• WORK INSTRUCTIONS: Extract every entry word for word. Skip the pictures.

• PROVIDED MATERIAL:

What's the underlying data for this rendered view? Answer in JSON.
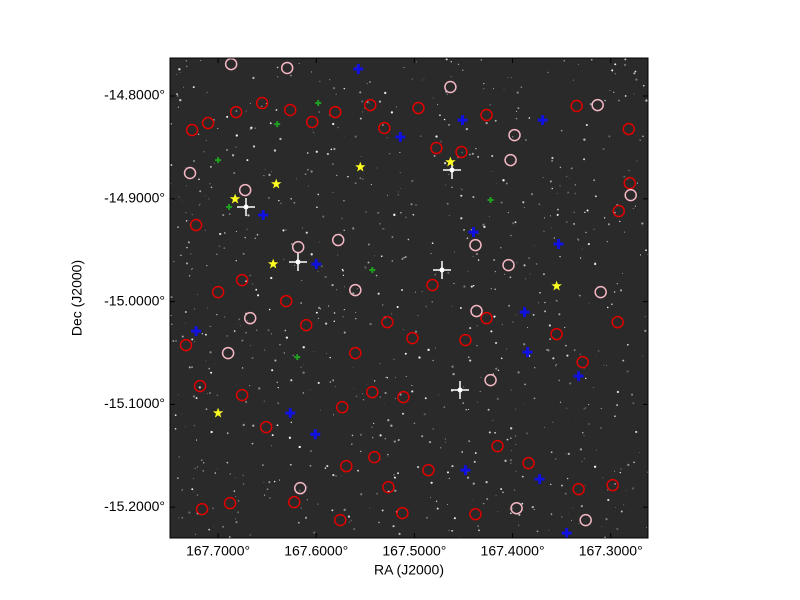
{
  "chart_data": {
    "type": "scatter",
    "x_label": "RA (J2000)",
    "y_label": "Dec (J2000)",
    "xlim": [
      167.749,
      167.262
    ],
    "ylim": [
      -15.23,
      -14.763
    ],
    "xticks": [
      {
        "value": 167.7,
        "label": "167.7000°"
      },
      {
        "value": 167.6,
        "label": "167.6000°"
      },
      {
        "value": 167.5,
        "label": "167.5000°"
      },
      {
        "value": 167.4,
        "label": "167.4000°"
      },
      {
        "value": 167.3,
        "label": "167.3000°"
      }
    ],
    "yticks": [
      {
        "value": -14.8,
        "label": "-14.8000°"
      },
      {
        "value": -14.9,
        "label": "-14.9000°"
      },
      {
        "value": -15.0,
        "label": "-15.0000°"
      },
      {
        "value": -15.1,
        "label": "-15.1000°"
      },
      {
        "value": -15.2,
        "label": "-15.2000°"
      }
    ],
    "series": [
      {
        "color": "#e00000",
        "marker": "ring",
        "x": [
          167.7265,
          167.7102,
          167.6816,
          167.6551,
          167.6265,
          167.6041,
          167.5806,
          167.5449,
          167.5306,
          167.4959,
          167.4776,
          167.452,
          167.4265,
          167.3347,
          167.2816,
          167.2806,
          167.2918,
          167.7224,
          167.6755,
          167.7,
          167.6306,
          167.6102,
          167.5602,
          167.5276,
          167.502,
          167.4816,
          167.448,
          167.4265,
          167.3551,
          167.3286,
          167.2929,
          167.7327,
          167.7184,
          167.6755,
          167.651,
          167.5735,
          167.5429,
          167.5112,
          167.5408,
          167.5694,
          167.5265,
          167.4857,
          167.4153,
          167.3837,
          167.298,
          167.7163,
          167.6878,
          167.6224,
          167.5755,
          167.5122,
          167.4378,
          167.3327
        ],
        "y": [
          -14.8331,
          -14.8263,
          -14.8156,
          -14.8068,
          -14.8136,
          -14.8253,
          -14.8156,
          -14.8088,
          -14.8311,
          -14.8117,
          -14.8506,
          -14.8545,
          -14.8185,
          -14.8097,
          -14.8321,
          -14.8847,
          -14.9119,
          -14.9255,
          -14.9791,
          -14.9908,
          -14.9995,
          -15.0229,
          -15.0501,
          -15.02,
          -15.0355,
          -14.9839,
          -15.0375,
          -15.0161,
          -15.0316,
          -15.0589,
          -15.02,
          -15.0423,
          -15.0822,
          -15.091,
          -15.1221,
          -15.1027,
          -15.0881,
          -15.0929,
          -15.1513,
          -15.1601,
          -15.1805,
          -15.164,
          -15.1406,
          -15.1572,
          -15.1786,
          -15.2019,
          -15.1961,
          -15.1951,
          -15.2126,
          -15.2058,
          -15.2068,
          -15.1825
        ]
      },
      {
        "color": "#f4b8c4",
        "marker": "ring",
        "x": [
          167.6867,
          167.6296,
          167.4633,
          167.3133,
          167.398,
          167.402,
          167.7286,
          167.6724,
          167.2796,
          167.5776,
          167.6184,
          167.4378,
          167.4041,
          167.3102,
          167.6673,
          167.5602,
          167.4224,
          167.4367,
          167.6898,
          167.3255,
          167.3959,
          167.6163
        ],
        "y": [
          -14.7689,
          -14.7727,
          -14.7912,
          -14.8088,
          -14.838,
          -14.8623,
          -14.8749,
          -14.8915,
          -14.8964,
          -14.9401,
          -14.947,
          -14.945,
          -14.9645,
          -14.9908,
          -15.0161,
          -14.9888,
          -15.0764,
          -15.0092,
          -15.0501,
          -15.2126,
          -15.201,
          -15.1815
        ]
      },
      {
        "color": "#1010e0",
        "marker": "plus",
        "x": [
          167.5571,
          167.5143,
          167.451,
          167.4398,
          167.3531,
          167.6541,
          167.6,
          167.3694,
          167.3878,
          167.3847,
          167.3327,
          167.6265,
          167.601,
          167.448,
          167.3724,
          167.3449,
          167.7224
        ],
        "y": [
          -14.7737,
          -14.8399,
          -14.8234,
          -14.9324,
          -14.944,
          -14.9158,
          -14.9635,
          -14.8234,
          -15.0102,
          -15.0491,
          -15.0725,
          -15.1085,
          -15.129,
          -15.164,
          -15.1727,
          -15.2253,
          -15.0287
        ]
      },
      {
        "color": "#20a020",
        "marker": "cross",
        "x": [
          167.7,
          167.6398,
          167.598,
          167.4224,
          167.5429,
          167.6194,
          167.6888
        ],
        "y": [
          -14.8623,
          -14.8273,
          -14.8068,
          -14.9012,
          -14.9693,
          -15.054,
          -14.908
        ]
      },
      {
        "color": "#ffff20",
        "marker": "star",
        "x": [
          167.6827,
          167.6408,
          167.5551,
          167.4633,
          167.6439,
          167.3551,
          167.7
        ],
        "y": [
          -14.9002,
          -14.8856,
          -14.8691,
          -14.8642,
          -14.9635,
          -14.9849,
          -15.1085
        ]
      }
    ]
  }
}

• SOLUTION TO THE PROBLEM:
What's the underlying data for this rendered view? Answer in JSON.
{
  "chart_data": {
    "type": "scatter",
    "x_label": "RA (J2000)",
    "y_label": "Dec (J2000)",
    "xlim": [
      167.749,
      167.262
    ],
    "ylim": [
      -15.23,
      -14.763
    ],
    "xticks": [
      {
        "value": 167.7,
        "label": "167.7000°"
      },
      {
        "value": 167.6,
        "label": "167.6000°"
      },
      {
        "value": 167.5,
        "label": "167.5000°"
      },
      {
        "value": 167.4,
        "label": "167.4000°"
      },
      {
        "value": 167.3,
        "label": "167.3000°"
      }
    ],
    "yticks": [
      {
        "value": -14.8,
        "label": "-14.8000°"
      },
      {
        "value": -14.9,
        "label": "-14.9000°"
      },
      {
        "value": -15.0,
        "label": "-15.0000°"
      },
      {
        "value": -15.1,
        "label": "-15.1000°"
      },
      {
        "value": -15.2,
        "label": "-15.2000°"
      }
    ],
    "series": [
      {
        "color": "#e00000",
        "marker": "ring",
        "x": [
          167.7265,
          167.7102,
          167.6816,
          167.6551,
          167.6265,
          167.6041,
          167.5806,
          167.5449,
          167.5306,
          167.4959,
          167.4776,
          167.452,
          167.4265,
          167.3347,
          167.2816,
          167.2806,
          167.2918,
          167.7224,
          167.6755,
          167.7,
          167.6306,
          167.6102,
          167.5602,
          167.5276,
          167.502,
          167.4816,
          167.448,
          167.4265,
          167.3551,
          167.3286,
          167.2929,
          167.7327,
          167.7184,
          167.6755,
          167.651,
          167.5735,
          167.5429,
          167.5112,
          167.5408,
          167.5694,
          167.5265,
          167.4857,
          167.4153,
          167.3837,
          167.298,
          167.7163,
          167.6878,
          167.6224,
          167.5755,
          167.5122,
          167.4378,
          167.3327
        ],
        "y": [
          -14.8331,
          -14.8263,
          -14.8156,
          -14.8068,
          -14.8136,
          -14.8253,
          -14.8156,
          -14.8088,
          -14.8311,
          -14.8117,
          -14.8506,
          -14.8545,
          -14.8185,
          -14.8097,
          -14.8321,
          -14.8847,
          -14.9119,
          -14.9255,
          -14.9791,
          -14.9908,
          -14.9995,
          -15.0229,
          -15.0501,
          -15.02,
          -15.0355,
          -14.9839,
          -15.0375,
          -15.0161,
          -15.0316,
          -15.0589,
          -15.02,
          -15.0423,
          -15.0822,
          -15.091,
          -15.1221,
          -15.1027,
          -15.0881,
          -15.0929,
          -15.1513,
          -15.1601,
          -15.1805,
          -15.164,
          -15.1406,
          -15.1572,
          -15.1786,
          -15.2019,
          -15.1961,
          -15.1951,
          -15.2126,
          -15.2058,
          -15.2068,
          -15.1825
        ]
      },
      {
        "color": "#f4b8c4",
        "marker": "ring",
        "x": [
          167.6867,
          167.6296,
          167.4633,
          167.3133,
          167.398,
          167.402,
          167.7286,
          167.6724,
          167.2796,
          167.5776,
          167.6184,
          167.4378,
          167.4041,
          167.3102,
          167.6673,
          167.5602,
          167.4224,
          167.4367,
          167.6898,
          167.3255,
          167.3959,
          167.6163
        ],
        "y": [
          -14.7689,
          -14.7727,
          -14.7912,
          -14.8088,
          -14.838,
          -14.8623,
          -14.8749,
          -14.8915,
          -14.8964,
          -14.9401,
          -14.947,
          -14.945,
          -14.9645,
          -14.9908,
          -15.0161,
          -14.9888,
          -15.0764,
          -15.0092,
          -15.0501,
          -15.2126,
          -15.201,
          -15.1815
        ]
      },
      {
        "color": "#1010e0",
        "marker": "plus",
        "x": [
          167.5571,
          167.5143,
          167.451,
          167.4398,
          167.3531,
          167.6541,
          167.6,
          167.3694,
          167.3878,
          167.3847,
          167.3327,
          167.6265,
          167.601,
          167.448,
          167.3724,
          167.3449,
          167.7224
        ],
        "y": [
          -14.7737,
          -14.8399,
          -14.8234,
          -14.9324,
          -14.944,
          -14.9158,
          -14.9635,
          -14.8234,
          -15.0102,
          -15.0491,
          -15.0725,
          -15.1085,
          -15.129,
          -15.164,
          -15.1727,
          -15.2253,
          -15.0287
        ]
      },
      {
        "color": "#20a020",
        "marker": "cross",
        "x": [
          167.7,
          167.6398,
          167.598,
          167.4224,
          167.5429,
          167.6194,
          167.6888
        ],
        "y": [
          -14.8623,
          -14.8273,
          -14.8068,
          -14.9012,
          -14.9693,
          -15.054,
          -14.908
        ]
      },
      {
        "color": "#ffff20",
        "marker": "star",
        "x": [
          167.6827,
          167.6408,
          167.5551,
          167.4633,
          167.6439,
          167.3551,
          167.7
        ],
        "y": [
          -14.9002,
          -14.8856,
          -14.8691,
          -14.8642,
          -14.9635,
          -14.9849,
          -15.1085
        ]
      }
    ]
  }
}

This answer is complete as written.